THE EXERCISE. In the material below, identify each line bearing the word "xlabel". Reproduce those lines.

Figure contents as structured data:
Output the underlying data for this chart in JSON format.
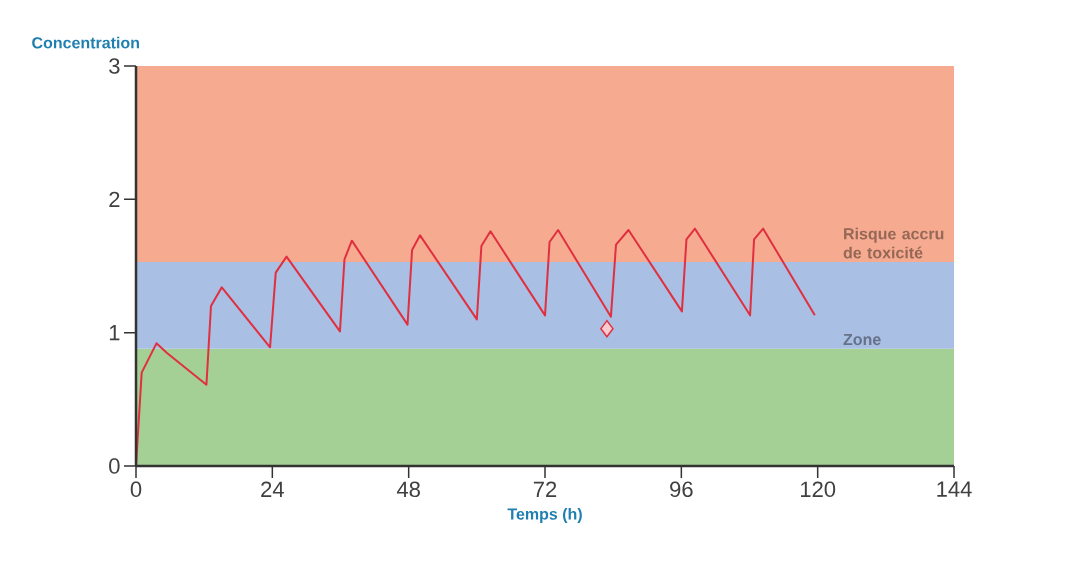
{
  "chart_data": {
    "type": "line",
    "ylabel": "Concentration",
    "xlabel": "Temps (h)",
    "xlim": [
      0,
      144
    ],
    "ylim": [
      0,
      3
    ],
    "xticks": [
      0,
      24,
      48,
      72,
      96,
      120,
      144
    ],
    "yticks": [
      0,
      1,
      2,
      3
    ],
    "grid": false,
    "legend": false,
    "series": [
      {
        "color": "#e03040",
        "marker": "none",
        "line_style": "solid",
        "x": [
          0,
          1,
          3.6,
          5.4,
          12.4,
          13.2,
          15.1,
          23.6,
          24.6,
          26.5,
          35.9,
          36.7,
          38,
          47.8,
          48.6,
          50,
          60,
          60.8,
          62.4,
          72,
          72.8,
          74.3,
          83.6,
          84.5,
          86.7,
          96.1,
          96.9,
          98.4,
          108.1,
          108.8,
          110.4,
          119.5
        ],
        "values": [
          0,
          0.7,
          0.92,
          0.85,
          0.61,
          1.2,
          1.34,
          0.89,
          1.45,
          1.57,
          1.01,
          1.55,
          1.69,
          1.06,
          1.62,
          1.73,
          1.1,
          1.65,
          1.76,
          1.13,
          1.68,
          1.77,
          1.12,
          1.66,
          1.77,
          1.16,
          1.7,
          1.78,
          1.13,
          1.7,
          1.78,
          1.13
        ]
      },
      {
        "type": "scatter",
        "color": "#e03040",
        "marker": "diamond",
        "x": [
          82.9
        ],
        "values": [
          1.03
        ]
      }
    ],
    "bands": [
      {
        "axis": "y",
        "from": 0,
        "to": 0.88,
        "color": "#a5d095"
      },
      {
        "axis": "y",
        "from": 0.88,
        "to": 1.53,
        "color": "#a9bfe3",
        "label": "Zone"
      },
      {
        "axis": "y",
        "from": 1.53,
        "to": 3,
        "color": "#f6ab90",
        "label": "Risque accru de toxicité"
      }
    ]
  }
}
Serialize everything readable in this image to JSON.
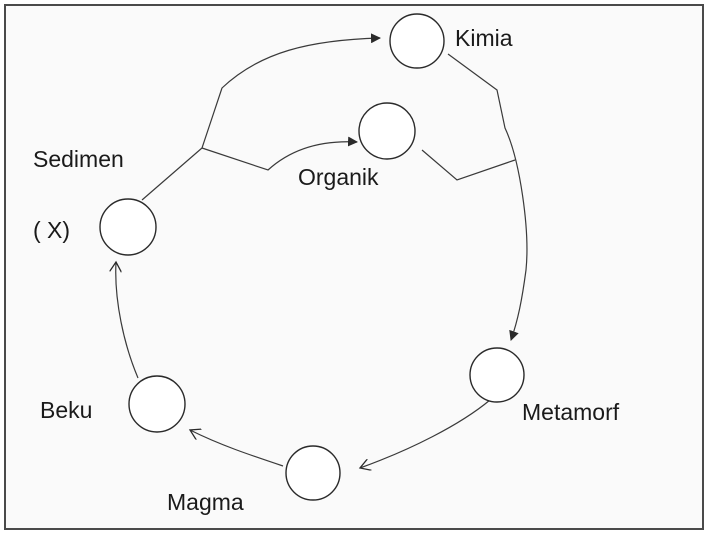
{
  "labels": {
    "kimia": "Kimia",
    "organik": "Organik",
    "sedimen": "Sedimen",
    "x_marker": "( X)",
    "beku": "Beku",
    "magma": "Magma",
    "metamorf": "Metamorf"
  }
}
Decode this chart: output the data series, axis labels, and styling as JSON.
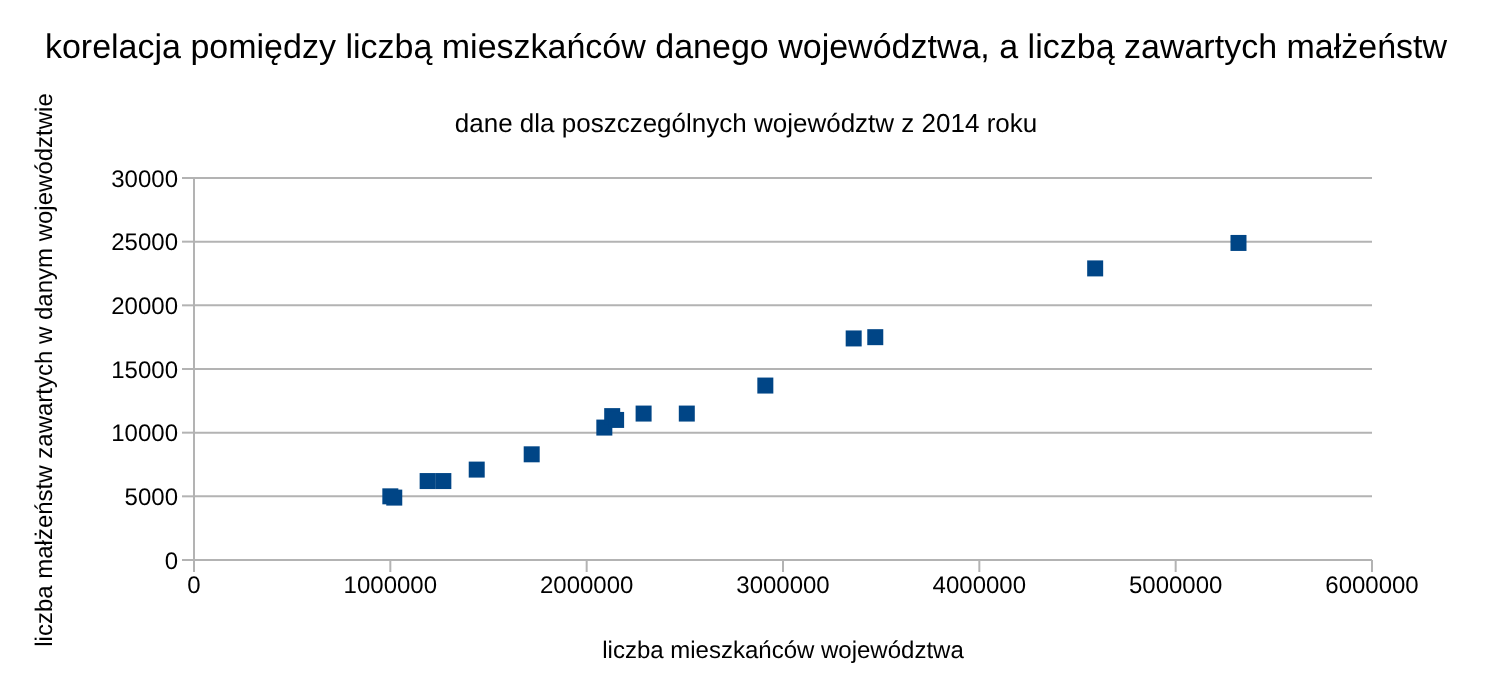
{
  "chart_data": {
    "type": "scatter",
    "title": "korelacja pomiędzy liczbą mieszkańców danego województwa, a liczbą zawartych małżeństw",
    "subtitle": "dane dla poszczególnych województw z 2014 roku",
    "xlabel": "liczba mieszkańców województwa",
    "ylabel": "liczba małżeństw zawartych w danym województwie",
    "x": [
      1000000,
      1020000,
      1190000,
      1270000,
      1440000,
      1720000,
      2090000,
      2130000,
      2150000,
      2290000,
      2510000,
      2910000,
      3360000,
      3470000,
      4590000,
      5320000
    ],
    "series": [
      {
        "color": "#004586",
        "values": [
          5000,
          4900,
          6200,
          6200,
          7100,
          8300,
          10400,
          11300,
          11000,
          11500,
          11500,
          13700,
          17400,
          17500,
          22900,
          24900
        ]
      }
    ],
    "xlim": [
      0,
      6000000
    ],
    "xticks": [
      0,
      1000000,
      2000000,
      3000000,
      4000000,
      5000000,
      6000000
    ],
    "ylim": [
      0,
      30000
    ],
    "yticks": [
      0,
      5000,
      10000,
      15000,
      20000,
      25000,
      30000
    ],
    "grid": "y",
    "marker": "square"
  }
}
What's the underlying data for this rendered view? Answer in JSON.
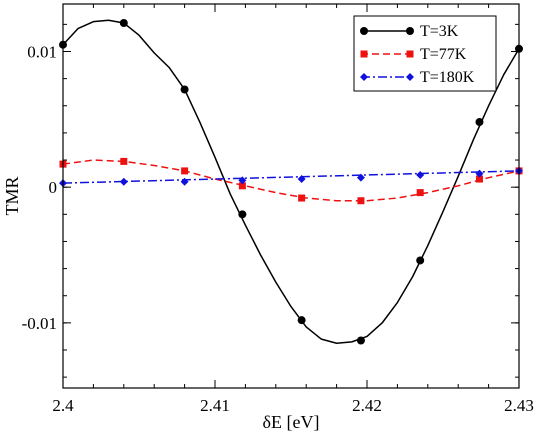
{
  "chart_data": {
    "type": "line",
    "xlabel": "δE [eV]",
    "ylabel": "TMR",
    "xlim": [
      2.4,
      2.43
    ],
    "ylim": [
      -0.0148,
      0.0135
    ],
    "x_ticks": [
      "2.4",
      "2.41",
      "2.42",
      "2.43"
    ],
    "y_ticks": [
      "-0.01",
      "0",
      "0.01"
    ],
    "grid": false,
    "legend_position": "top-right",
    "series": [
      {
        "name": "T=3K",
        "color": "#000000",
        "line_style": "solid",
        "marker": "circle",
        "x": [
          2.4,
          2.404,
          2.408,
          2.4118,
          2.4157,
          2.4196,
          2.4235,
          2.4274,
          2.43
        ],
        "y": [
          0.0105,
          0.0121,
          0.0072,
          -0.002,
          -0.0098,
          -0.0113,
          -0.0054,
          0.0048,
          0.0102
        ],
        "curve_x": [
          2.4,
          2.401,
          2.402,
          2.403,
          2.404,
          2.405,
          2.406,
          2.407,
          2.408,
          2.409,
          2.41,
          2.411,
          2.412,
          2.413,
          2.414,
          2.415,
          2.416,
          2.417,
          2.418,
          2.419,
          2.42,
          2.421,
          2.422,
          2.423,
          2.424,
          2.425,
          2.426,
          2.427,
          2.428,
          2.429,
          2.43
        ],
        "curve_y": [
          0.0105,
          0.0117,
          0.0122,
          0.0123,
          0.0121,
          0.0112,
          0.0099,
          0.0088,
          0.0072,
          0.0048,
          0.0022,
          -0.0005,
          -0.0028,
          -0.005,
          -0.007,
          -0.0088,
          -0.0103,
          -0.0112,
          -0.0115,
          -0.0114,
          -0.011,
          -0.01,
          -0.0085,
          -0.0066,
          -0.0043,
          -0.0018,
          0.0008,
          0.0035,
          0.006,
          0.0083,
          0.0102
        ]
      },
      {
        "name": "T=77K",
        "color": "#ee1111",
        "line_style": "dashed",
        "marker": "square",
        "x": [
          2.4,
          2.404,
          2.408,
          2.4118,
          2.4157,
          2.4196,
          2.4235,
          2.4274,
          2.43
        ],
        "y": [
          0.0017,
          0.0019,
          0.0012,
          0.0001,
          -0.0008,
          -0.001,
          -0.0004,
          0.0006,
          0.0012
        ],
        "curve_x": [
          2.4,
          2.402,
          2.404,
          2.406,
          2.408,
          2.41,
          2.412,
          2.414,
          2.416,
          2.418,
          2.42,
          2.422,
          2.424,
          2.426,
          2.428,
          2.43
        ],
        "curve_y": [
          0.0017,
          0.002,
          0.0019,
          0.0016,
          0.0012,
          0.0006,
          0.0001,
          -0.0004,
          -0.0008,
          -0.001,
          -0.001,
          -0.0008,
          -0.0004,
          0.0001,
          0.0007,
          0.0012
        ]
      },
      {
        "name": "T=180K",
        "color": "#1111dd",
        "line_style": "dash-dot",
        "marker": "diamond",
        "x": [
          2.4,
          2.404,
          2.408,
          2.4118,
          2.4157,
          2.4196,
          2.4235,
          2.4274,
          2.43
        ],
        "y": [
          0.0003,
          0.0004,
          0.0004,
          0.0005,
          0.0006,
          0.0007,
          0.0009,
          0.001,
          0.0012
        ],
        "curve_x": [
          2.4,
          2.43
        ],
        "curve_y": [
          0.0003,
          0.0012
        ]
      }
    ]
  }
}
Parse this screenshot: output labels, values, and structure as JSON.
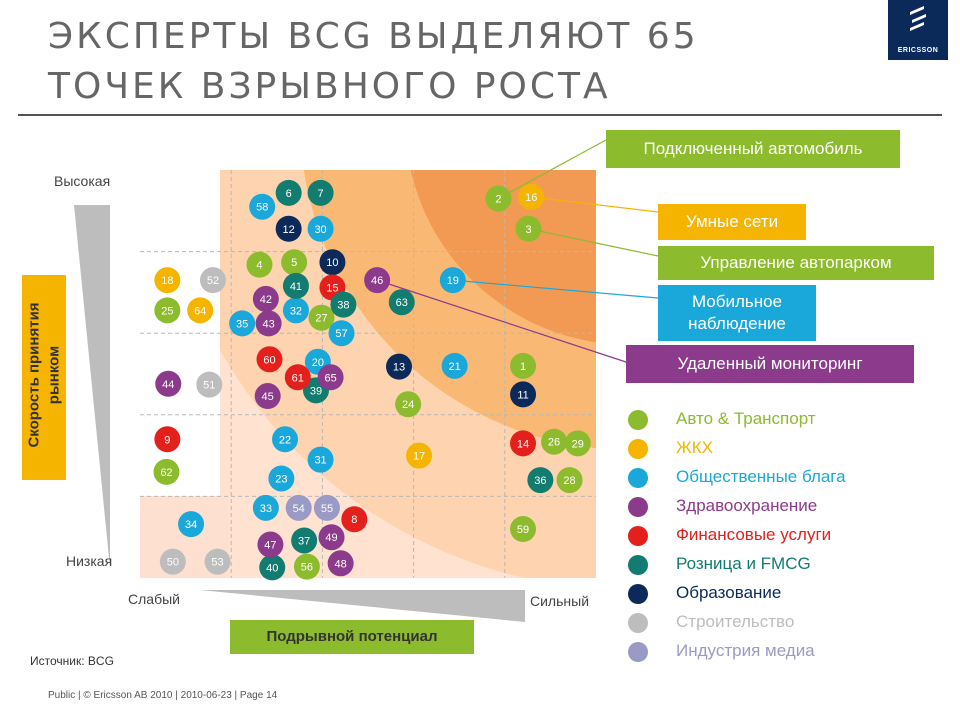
{
  "title": "Эксперты BCG выделяют 65 точек взрывного роста",
  "logo": "ERICSSON",
  "logo_icon": "ericsson-logo-icon",
  "source": "Источник: BCG",
  "footer": "Public | © Ericsson AB 2010 | 2010-06-23 | Page 14",
  "colors": {
    "auto": "#8dbb2e",
    "utilities": "#f5b400",
    "public": "#1aa7d9",
    "health": "#8c3b8c",
    "finance": "#e3201b",
    "retail": "#117c6f",
    "education": "#0b2a5a",
    "construction": "#bdbdbd",
    "media": "#9a9ac6"
  },
  "legend": [
    {
      "key": "auto",
      "label": "Авто & Транспорт"
    },
    {
      "key": "utilities",
      "label": "ЖКХ"
    },
    {
      "key": "public",
      "label": "Общественные блага"
    },
    {
      "key": "health",
      "label": "Здравоохранение"
    },
    {
      "key": "finance",
      "label": "Финансовые услуги"
    },
    {
      "key": "retail",
      "label": "Розница и FMCG"
    },
    {
      "key": "education",
      "label": "Образование"
    },
    {
      "key": "construction",
      "label": "Строительство"
    },
    {
      "key": "media",
      "label": "Индустрия медиа"
    }
  ],
  "callouts": [
    {
      "label": "Подключенный автомобиль",
      "key": "auto",
      "target": "2"
    },
    {
      "label": "Умные сети",
      "key": "utilities",
      "target": "16"
    },
    {
      "label": "Управление автопарком",
      "key": "auto",
      "target": "3"
    },
    {
      "label": "Мобильное наблюдение",
      "key": "public",
      "target": "19"
    },
    {
      "label": "Удаленный мониторинг",
      "key": "health",
      "target": "46"
    }
  ],
  "chart_data": {
    "type": "scatter",
    "xlabel": "Подрывной потенциал",
    "ylabel": "Скорость принятия рынком",
    "x_low": "Слабый",
    "x_high": "Сильный",
    "y_low": "Низкая",
    "y_high": "Высокая",
    "grid": "dashed 5x5",
    "xlim": [
      0,
      5
    ],
    "ylim": [
      0,
      5
    ],
    "points": [
      {
        "id": "1",
        "x": 4.2,
        "y": 2.6,
        "cat": "auto"
      },
      {
        "id": "2",
        "x": 3.93,
        "y": 4.65,
        "cat": "auto"
      },
      {
        "id": "3",
        "x": 4.26,
        "y": 4.28,
        "cat": "auto"
      },
      {
        "id": "4",
        "x": 1.31,
        "y": 3.84,
        "cat": "auto"
      },
      {
        "id": "5",
        "x": 1.69,
        "y": 3.87,
        "cat": "auto"
      },
      {
        "id": "6",
        "x": 1.63,
        "y": 4.72,
        "cat": "retail"
      },
      {
        "id": "7",
        "x": 1.98,
        "y": 4.72,
        "cat": "retail"
      },
      {
        "id": "8",
        "x": 2.35,
        "y": 0.72,
        "cat": "finance"
      },
      {
        "id": "9",
        "x": 0.3,
        "y": 1.7,
        "cat": "finance"
      },
      {
        "id": "10",
        "x": 2.11,
        "y": 3.87,
        "cat": "education"
      },
      {
        "id": "11",
        "x": 4.2,
        "y": 2.25,
        "cat": "education"
      },
      {
        "id": "12",
        "x": 1.63,
        "y": 4.28,
        "cat": "education"
      },
      {
        "id": "13",
        "x": 2.84,
        "y": 2.59,
        "cat": "education"
      },
      {
        "id": "14",
        "x": 4.2,
        "y": 1.65,
        "cat": "finance"
      },
      {
        "id": "15",
        "x": 2.11,
        "y": 3.56,
        "cat": "finance"
      },
      {
        "id": "16",
        "x": 4.29,
        "y": 4.67,
        "cat": "utilities"
      },
      {
        "id": "17",
        "x": 3.06,
        "y": 1.5,
        "cat": "utilities"
      },
      {
        "id": "18",
        "x": 0.3,
        "y": 3.65,
        "cat": "utilities"
      },
      {
        "id": "19",
        "x": 3.43,
        "y": 3.65,
        "cat": "public"
      },
      {
        "id": "20",
        "x": 1.95,
        "y": 2.65,
        "cat": "public"
      },
      {
        "id": "21",
        "x": 3.45,
        "y": 2.6,
        "cat": "public"
      },
      {
        "id": "22",
        "x": 1.59,
        "y": 1.7,
        "cat": "public"
      },
      {
        "id": "23",
        "x": 1.55,
        "y": 1.22,
        "cat": "public"
      },
      {
        "id": "24",
        "x": 2.94,
        "y": 2.13,
        "cat": "auto"
      },
      {
        "id": "25",
        "x": 0.3,
        "y": 3.28,
        "cat": "auto"
      },
      {
        "id": "26",
        "x": 4.54,
        "y": 1.67,
        "cat": "auto"
      },
      {
        "id": "27",
        "x": 1.99,
        "y": 3.19,
        "cat": "auto"
      },
      {
        "id": "28",
        "x": 4.71,
        "y": 1.2,
        "cat": "auto"
      },
      {
        "id": "29",
        "x": 4.8,
        "y": 1.65,
        "cat": "auto"
      },
      {
        "id": "30",
        "x": 1.98,
        "y": 4.28,
        "cat": "public"
      },
      {
        "id": "31",
        "x": 1.98,
        "y": 1.45,
        "cat": "public"
      },
      {
        "id": "32",
        "x": 1.71,
        "y": 3.28,
        "cat": "public"
      },
      {
        "id": "33",
        "x": 1.38,
        "y": 0.86,
        "cat": "public"
      },
      {
        "id": "34",
        "x": 0.56,
        "y": 0.66,
        "cat": "public"
      },
      {
        "id": "35",
        "x": 1.12,
        "y": 3.12,
        "cat": "public"
      },
      {
        "id": "36",
        "x": 4.39,
        "y": 1.2,
        "cat": "retail"
      },
      {
        "id": "37",
        "x": 1.8,
        "y": 0.46,
        "cat": "retail"
      },
      {
        "id": "38",
        "x": 2.23,
        "y": 3.35,
        "cat": "retail"
      },
      {
        "id": "39",
        "x": 1.93,
        "y": 2.3,
        "cat": "retail"
      },
      {
        "id": "40",
        "x": 1.45,
        "y": 0.13,
        "cat": "retail"
      },
      {
        "id": "41",
        "x": 1.71,
        "y": 3.58,
        "cat": "retail"
      },
      {
        "id": "42",
        "x": 1.38,
        "y": 3.42,
        "cat": "health"
      },
      {
        "id": "43",
        "x": 1.41,
        "y": 3.12,
        "cat": "health"
      },
      {
        "id": "44",
        "x": 0.31,
        "y": 2.38,
        "cat": "health"
      },
      {
        "id": "45",
        "x": 1.4,
        "y": 2.23,
        "cat": "health"
      },
      {
        "id": "46",
        "x": 2.6,
        "y": 3.65,
        "cat": "health"
      },
      {
        "id": "47",
        "x": 1.43,
        "y": 0.41,
        "cat": "health"
      },
      {
        "id": "48",
        "x": 2.2,
        "y": 0.18,
        "cat": "health"
      },
      {
        "id": "49",
        "x": 2.1,
        "y": 0.5,
        "cat": "health"
      },
      {
        "id": "50",
        "x": 0.36,
        "y": 0.2,
        "cat": "construction"
      },
      {
        "id": "51",
        "x": 0.76,
        "y": 2.37,
        "cat": "construction"
      },
      {
        "id": "52",
        "x": 0.8,
        "y": 3.65,
        "cat": "construction"
      },
      {
        "id": "53",
        "x": 0.85,
        "y": 0.2,
        "cat": "construction"
      },
      {
        "id": "54",
        "x": 1.74,
        "y": 0.86,
        "cat": "media"
      },
      {
        "id": "55",
        "x": 2.05,
        "y": 0.86,
        "cat": "media"
      },
      {
        "id": "56",
        "x": 1.83,
        "y": 0.14,
        "cat": "auto"
      },
      {
        "id": "57",
        "x": 2.21,
        "y": 3.0,
        "cat": "public"
      },
      {
        "id": "58",
        "x": 1.34,
        "y": 4.55,
        "cat": "public"
      },
      {
        "id": "59",
        "x": 4.2,
        "y": 0.6,
        "cat": "auto"
      },
      {
        "id": "60",
        "x": 1.42,
        "y": 2.68,
        "cat": "finance"
      },
      {
        "id": "61",
        "x": 1.73,
        "y": 2.46,
        "cat": "finance"
      },
      {
        "id": "62",
        "x": 0.29,
        "y": 1.3,
        "cat": "auto"
      },
      {
        "id": "63",
        "x": 2.87,
        "y": 3.38,
        "cat": "retail"
      },
      {
        "id": "64",
        "x": 0.66,
        "y": 3.28,
        "cat": "utilities"
      },
      {
        "id": "65",
        "x": 2.09,
        "y": 2.46,
        "cat": "health"
      }
    ]
  }
}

ANSWER TO THIS TASK.
    "xlabel": "Temps (h)",
    "xlabel": "liczba mieszkańców województwa",
    "xlabel": "δE [eV]",
    "xlabel": "Подрывной потенциал",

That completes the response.